▸ **Exercise aim**:
For the records that follow, return only the count of lines containing the string "Clay".
━━━
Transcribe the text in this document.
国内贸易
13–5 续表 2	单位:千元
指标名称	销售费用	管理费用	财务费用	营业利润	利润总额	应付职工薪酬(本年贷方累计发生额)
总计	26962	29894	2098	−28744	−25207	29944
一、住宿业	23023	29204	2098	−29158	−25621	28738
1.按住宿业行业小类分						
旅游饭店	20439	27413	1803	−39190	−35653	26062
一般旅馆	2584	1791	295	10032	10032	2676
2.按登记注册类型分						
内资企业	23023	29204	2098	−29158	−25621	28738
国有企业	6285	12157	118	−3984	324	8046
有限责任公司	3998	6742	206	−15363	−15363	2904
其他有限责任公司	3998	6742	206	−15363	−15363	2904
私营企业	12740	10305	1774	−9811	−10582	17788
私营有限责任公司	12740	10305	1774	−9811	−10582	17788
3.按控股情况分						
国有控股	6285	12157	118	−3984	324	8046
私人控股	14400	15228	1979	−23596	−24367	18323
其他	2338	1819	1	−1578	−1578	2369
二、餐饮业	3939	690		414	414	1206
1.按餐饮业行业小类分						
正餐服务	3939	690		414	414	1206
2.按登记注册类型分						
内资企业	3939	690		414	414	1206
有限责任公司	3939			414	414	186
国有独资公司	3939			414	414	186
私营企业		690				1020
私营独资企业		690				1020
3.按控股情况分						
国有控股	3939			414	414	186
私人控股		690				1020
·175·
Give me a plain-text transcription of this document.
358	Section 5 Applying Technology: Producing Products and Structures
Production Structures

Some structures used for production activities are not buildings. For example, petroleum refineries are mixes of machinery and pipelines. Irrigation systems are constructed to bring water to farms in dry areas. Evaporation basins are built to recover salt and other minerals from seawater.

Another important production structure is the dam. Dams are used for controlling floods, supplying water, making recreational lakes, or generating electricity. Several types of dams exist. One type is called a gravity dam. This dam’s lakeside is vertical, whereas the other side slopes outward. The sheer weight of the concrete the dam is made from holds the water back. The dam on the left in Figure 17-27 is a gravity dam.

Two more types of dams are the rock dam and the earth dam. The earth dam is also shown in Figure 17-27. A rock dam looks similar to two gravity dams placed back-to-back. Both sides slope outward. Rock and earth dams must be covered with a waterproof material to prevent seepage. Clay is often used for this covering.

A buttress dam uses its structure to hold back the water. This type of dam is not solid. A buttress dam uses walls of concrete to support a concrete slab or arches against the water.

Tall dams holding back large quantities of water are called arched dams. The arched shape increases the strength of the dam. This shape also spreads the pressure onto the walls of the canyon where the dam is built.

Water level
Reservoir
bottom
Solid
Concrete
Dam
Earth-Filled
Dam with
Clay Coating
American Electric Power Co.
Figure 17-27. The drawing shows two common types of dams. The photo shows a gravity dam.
━━━
▸ **Output for this exercise**:
2